[Extracted data entries]

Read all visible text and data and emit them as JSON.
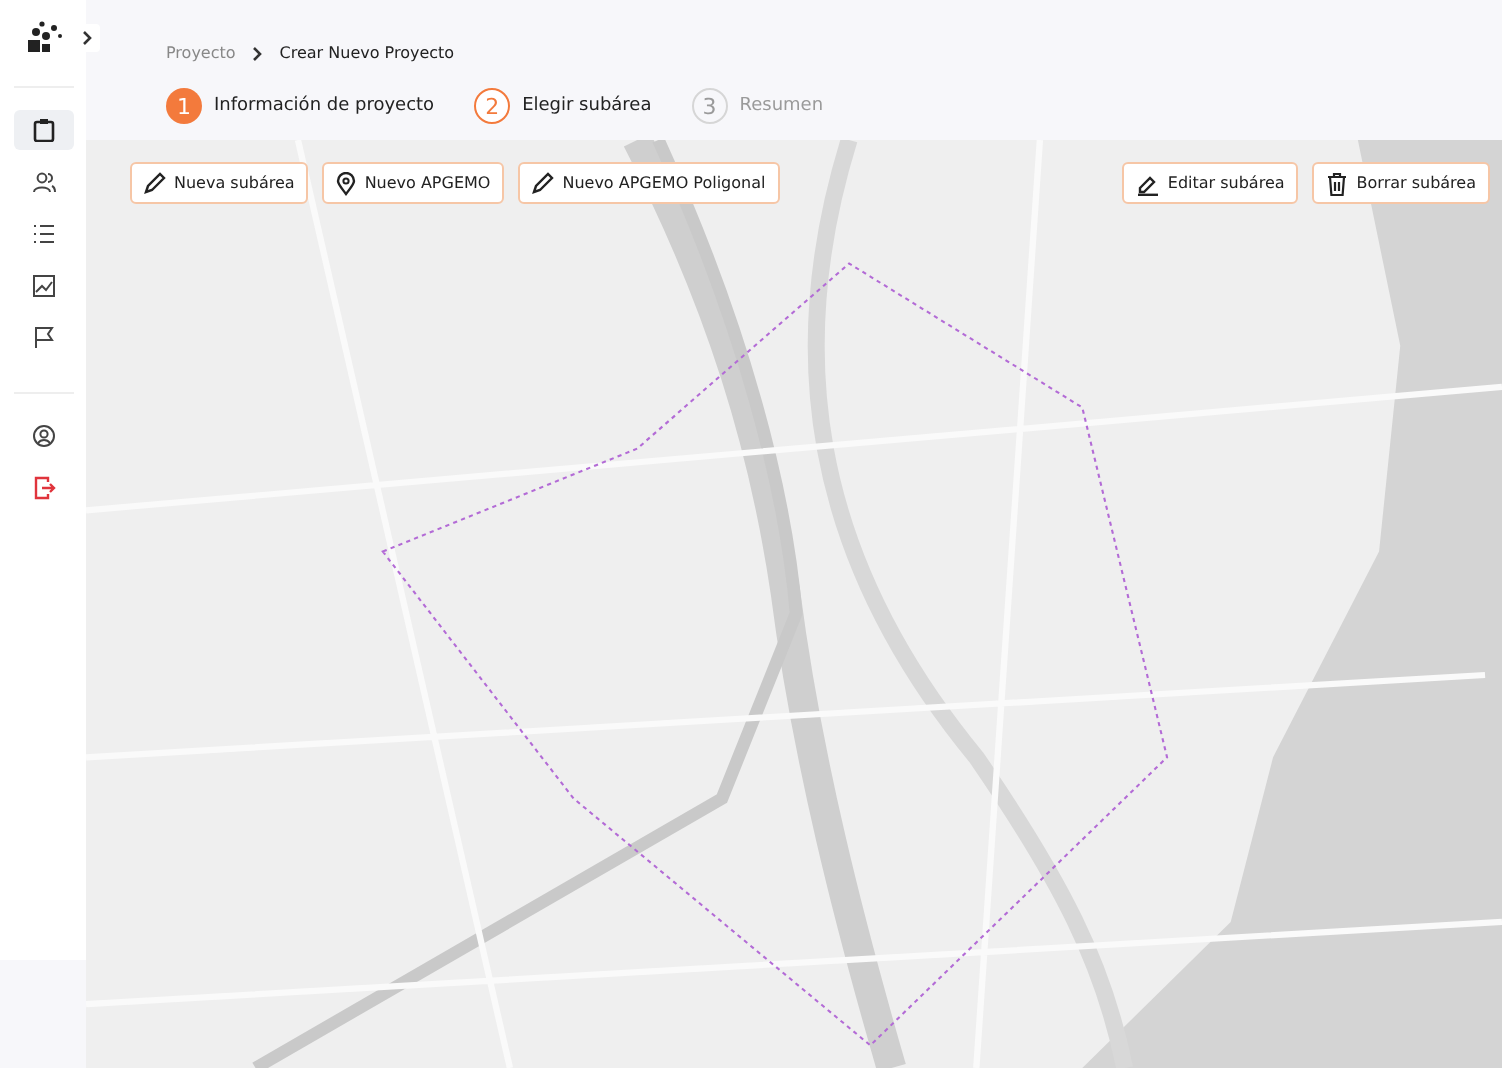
{
  "sidebar": {
    "items": [
      {
        "kind": "clipboard",
        "selected": true
      },
      {
        "kind": "users",
        "selected": false
      },
      {
        "kind": "list",
        "selected": false
      },
      {
        "kind": "chart",
        "selected": false
      },
      {
        "kind": "flag",
        "selected": false
      },
      {
        "kind": "profile",
        "selected": false
      },
      {
        "kind": "logout",
        "selected": false
      }
    ]
  },
  "breadcrumb": [
    "Proyecto",
    "Crear Nuevo Proyecto"
  ],
  "steps": [
    {
      "number": "1",
      "label": "Información de proyecto",
      "completed": true,
      "selected": false
    },
    {
      "number": "2",
      "label": "Elegir subárea",
      "completed": false,
      "selected": true
    },
    {
      "number": "3",
      "label": "Resumen",
      "completed": false,
      "selected": false
    }
  ],
  "map_toolbar": {
    "left": [
      {
        "label": "Nueva subárea",
        "kind": "pencil"
      },
      {
        "label": "Nuevo APGEMO",
        "kind": "pin"
      },
      {
        "label": "Nuevo APGEMO Poligonal",
        "kind": "pencil"
      }
    ],
    "right": [
      {
        "label": "Editar subárea",
        "kind": "edit"
      },
      {
        "label": "Borrar subárea",
        "kind": "trash"
      }
    ]
  }
}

## DESCRIPTION OF THE TASK:
Go through the listing above and work out how many lines contain the string "Nuevo". Reply with the number alone.

## THE SOLUTION:
3